| TO DO |
For this exercise, repeat all of the material verbatim apart from its images.

——

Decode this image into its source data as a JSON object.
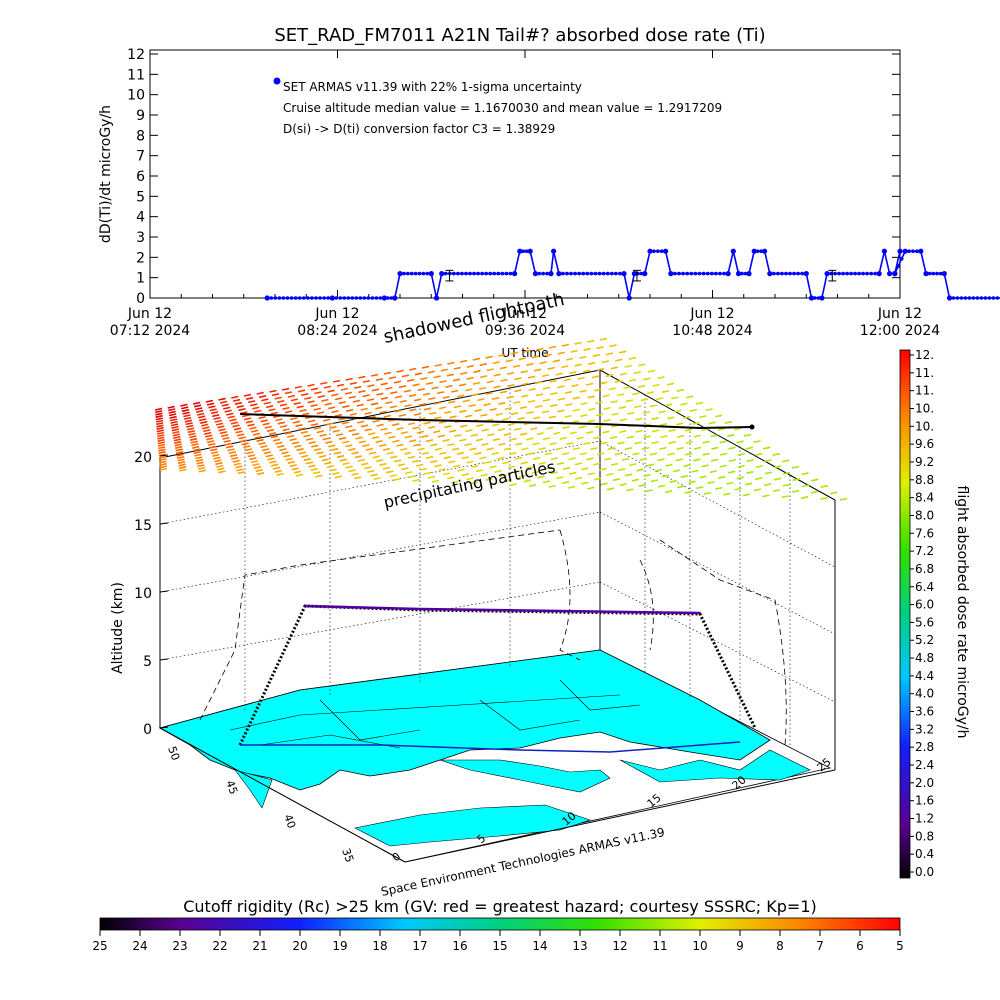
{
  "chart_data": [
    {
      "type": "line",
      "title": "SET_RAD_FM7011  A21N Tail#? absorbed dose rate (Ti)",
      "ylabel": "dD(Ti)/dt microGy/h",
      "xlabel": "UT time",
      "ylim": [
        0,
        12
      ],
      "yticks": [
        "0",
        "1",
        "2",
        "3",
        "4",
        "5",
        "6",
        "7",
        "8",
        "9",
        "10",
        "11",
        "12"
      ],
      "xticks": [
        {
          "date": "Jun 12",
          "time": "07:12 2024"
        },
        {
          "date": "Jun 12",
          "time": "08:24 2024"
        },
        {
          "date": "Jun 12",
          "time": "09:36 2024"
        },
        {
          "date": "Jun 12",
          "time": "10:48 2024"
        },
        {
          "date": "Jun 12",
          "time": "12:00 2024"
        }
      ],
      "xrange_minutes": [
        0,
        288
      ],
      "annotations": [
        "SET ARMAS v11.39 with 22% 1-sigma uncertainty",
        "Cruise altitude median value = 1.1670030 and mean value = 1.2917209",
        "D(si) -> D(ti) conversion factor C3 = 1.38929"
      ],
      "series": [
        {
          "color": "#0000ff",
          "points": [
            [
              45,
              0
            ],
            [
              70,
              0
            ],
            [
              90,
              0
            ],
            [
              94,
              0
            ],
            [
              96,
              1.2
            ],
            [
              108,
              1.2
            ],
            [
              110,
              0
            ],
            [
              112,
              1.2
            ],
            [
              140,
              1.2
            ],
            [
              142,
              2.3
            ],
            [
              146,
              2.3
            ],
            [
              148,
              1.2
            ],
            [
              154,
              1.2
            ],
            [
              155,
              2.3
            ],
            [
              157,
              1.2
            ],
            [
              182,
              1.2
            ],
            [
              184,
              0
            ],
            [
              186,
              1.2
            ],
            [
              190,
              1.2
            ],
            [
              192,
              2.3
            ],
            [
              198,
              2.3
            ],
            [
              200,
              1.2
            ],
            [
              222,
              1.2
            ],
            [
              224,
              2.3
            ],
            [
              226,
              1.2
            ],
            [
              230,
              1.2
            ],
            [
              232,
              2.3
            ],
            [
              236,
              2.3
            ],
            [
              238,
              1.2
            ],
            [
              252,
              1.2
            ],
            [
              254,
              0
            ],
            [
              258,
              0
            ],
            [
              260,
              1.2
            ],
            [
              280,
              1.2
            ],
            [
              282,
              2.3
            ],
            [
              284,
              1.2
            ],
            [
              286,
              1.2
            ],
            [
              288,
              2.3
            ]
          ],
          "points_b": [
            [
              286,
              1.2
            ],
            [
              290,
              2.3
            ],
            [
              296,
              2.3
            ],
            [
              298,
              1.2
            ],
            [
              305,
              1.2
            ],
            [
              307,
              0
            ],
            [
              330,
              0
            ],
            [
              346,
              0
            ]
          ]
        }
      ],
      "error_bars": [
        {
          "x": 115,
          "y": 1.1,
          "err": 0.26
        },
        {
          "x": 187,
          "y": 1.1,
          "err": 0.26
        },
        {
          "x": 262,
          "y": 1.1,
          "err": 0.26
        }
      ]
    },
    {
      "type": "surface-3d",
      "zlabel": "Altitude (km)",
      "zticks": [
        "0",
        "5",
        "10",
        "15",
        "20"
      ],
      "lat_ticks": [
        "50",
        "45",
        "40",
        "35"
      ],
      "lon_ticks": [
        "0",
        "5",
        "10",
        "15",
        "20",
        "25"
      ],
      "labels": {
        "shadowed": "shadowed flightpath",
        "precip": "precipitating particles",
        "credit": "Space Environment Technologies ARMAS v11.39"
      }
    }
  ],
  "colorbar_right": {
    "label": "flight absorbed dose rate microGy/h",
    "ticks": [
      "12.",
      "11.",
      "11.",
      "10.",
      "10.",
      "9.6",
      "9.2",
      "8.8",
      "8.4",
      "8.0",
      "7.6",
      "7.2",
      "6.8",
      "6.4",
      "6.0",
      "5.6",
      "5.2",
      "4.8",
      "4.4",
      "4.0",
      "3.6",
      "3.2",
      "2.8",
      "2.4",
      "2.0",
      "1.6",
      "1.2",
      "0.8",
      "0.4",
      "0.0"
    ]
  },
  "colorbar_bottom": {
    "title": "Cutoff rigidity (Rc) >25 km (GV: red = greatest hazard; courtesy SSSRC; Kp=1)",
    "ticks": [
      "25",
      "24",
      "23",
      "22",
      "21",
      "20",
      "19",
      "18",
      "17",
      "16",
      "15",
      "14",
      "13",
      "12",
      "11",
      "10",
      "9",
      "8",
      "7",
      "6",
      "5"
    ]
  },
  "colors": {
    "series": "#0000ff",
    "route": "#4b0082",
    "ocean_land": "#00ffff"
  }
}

——

| REPLY TO THE TASK |
Decode this image into its source data as a JSON object.
{
  "chart_data": [
    {
      "type": "line",
      "title": "SET_RAD_FM7011  A21N Tail#? absorbed dose rate (Ti)",
      "ylabel": "dD(Ti)/dt microGy/h",
      "xlabel": "UT time",
      "ylim": [
        0,
        12
      ],
      "yticks": [
        "0",
        "1",
        "2",
        "3",
        "4",
        "5",
        "6",
        "7",
        "8",
        "9",
        "10",
        "11",
        "12"
      ],
      "xticks": [
        {
          "date": "Jun 12",
          "time": "07:12 2024"
        },
        {
          "date": "Jun 12",
          "time": "08:24 2024"
        },
        {
          "date": "Jun 12",
          "time": "09:36 2024"
        },
        {
          "date": "Jun 12",
          "time": "10:48 2024"
        },
        {
          "date": "Jun 12",
          "time": "12:00 2024"
        }
      ],
      "xrange_minutes": [
        0,
        288
      ],
      "annotations": [
        "SET ARMAS v11.39 with 22% 1-sigma uncertainty",
        "Cruise altitude median value = 1.1670030 and mean value = 1.2917209",
        "D(si) -> D(ti) conversion factor C3 = 1.38929"
      ],
      "series": [
        {
          "color": "#0000ff",
          "points": [
            [
              45,
              0
            ],
            [
              70,
              0
            ],
            [
              90,
              0
            ],
            [
              94,
              0
            ],
            [
              96,
              1.2
            ],
            [
              108,
              1.2
            ],
            [
              110,
              0
            ],
            [
              112,
              1.2
            ],
            [
              140,
              1.2
            ],
            [
              142,
              2.3
            ],
            [
              146,
              2.3
            ],
            [
              148,
              1.2
            ],
            [
              154,
              1.2
            ],
            [
              155,
              2.3
            ],
            [
              157,
              1.2
            ],
            [
              182,
              1.2
            ],
            [
              184,
              0
            ],
            [
              186,
              1.2
            ],
            [
              190,
              1.2
            ],
            [
              192,
              2.3
            ],
            [
              198,
              2.3
            ],
            [
              200,
              1.2
            ],
            [
              222,
              1.2
            ],
            [
              224,
              2.3
            ],
            [
              226,
              1.2
            ],
            [
              230,
              1.2
            ],
            [
              232,
              2.3
            ],
            [
              236,
              2.3
            ],
            [
              238,
              1.2
            ],
            [
              252,
              1.2
            ],
            [
              254,
              0
            ],
            [
              258,
              0
            ],
            [
              260,
              1.2
            ],
            [
              280,
              1.2
            ],
            [
              282,
              2.3
            ],
            [
              284,
              1.2
            ],
            [
              286,
              1.2
            ],
            [
              288,
              2.3
            ]
          ],
          "points_b": [
            [
              286,
              1.2
            ],
            [
              290,
              2.3
            ],
            [
              296,
              2.3
            ],
            [
              298,
              1.2
            ],
            [
              305,
              1.2
            ],
            [
              307,
              0
            ],
            [
              330,
              0
            ],
            [
              346,
              0
            ]
          ]
        }
      ],
      "error_bars": [
        {
          "x": 115,
          "y": 1.1,
          "err": 0.26
        },
        {
          "x": 187,
          "y": 1.1,
          "err": 0.26
        },
        {
          "x": 262,
          "y": 1.1,
          "err": 0.26
        }
      ]
    },
    {
      "type": "surface-3d",
      "zlabel": "Altitude (km)",
      "zticks": [
        "0",
        "5",
        "10",
        "15",
        "20"
      ],
      "lat_ticks": [
        "50",
        "45",
        "40",
        "35"
      ],
      "lon_ticks": [
        "0",
        "5",
        "10",
        "15",
        "20",
        "25"
      ],
      "labels": {
        "shadowed": "shadowed flightpath",
        "precip": "precipitating particles",
        "credit": "Space Environment Technologies ARMAS v11.39"
      }
    }
  ],
  "colorbar_right": {
    "label": "flight absorbed dose rate microGy/h",
    "ticks": [
      "12.",
      "11.",
      "11.",
      "10.",
      "10.",
      "9.6",
      "9.2",
      "8.8",
      "8.4",
      "8.0",
      "7.6",
      "7.2",
      "6.8",
      "6.4",
      "6.0",
      "5.6",
      "5.2",
      "4.8",
      "4.4",
      "4.0",
      "3.6",
      "3.2",
      "2.8",
      "2.4",
      "2.0",
      "1.6",
      "1.2",
      "0.8",
      "0.4",
      "0.0"
    ]
  },
  "colorbar_bottom": {
    "title": "Cutoff rigidity (Rc) >25 km (GV: red = greatest hazard; courtesy SSSRC; Kp=1)",
    "ticks": [
      "25",
      "24",
      "23",
      "22",
      "21",
      "20",
      "19",
      "18",
      "17",
      "16",
      "15",
      "14",
      "13",
      "12",
      "11",
      "10",
      "9",
      "8",
      "7",
      "6",
      "5"
    ]
  },
  "colors": {
    "series": "#0000ff",
    "route": "#4b0082",
    "ocean_land": "#00ffff"
  }
}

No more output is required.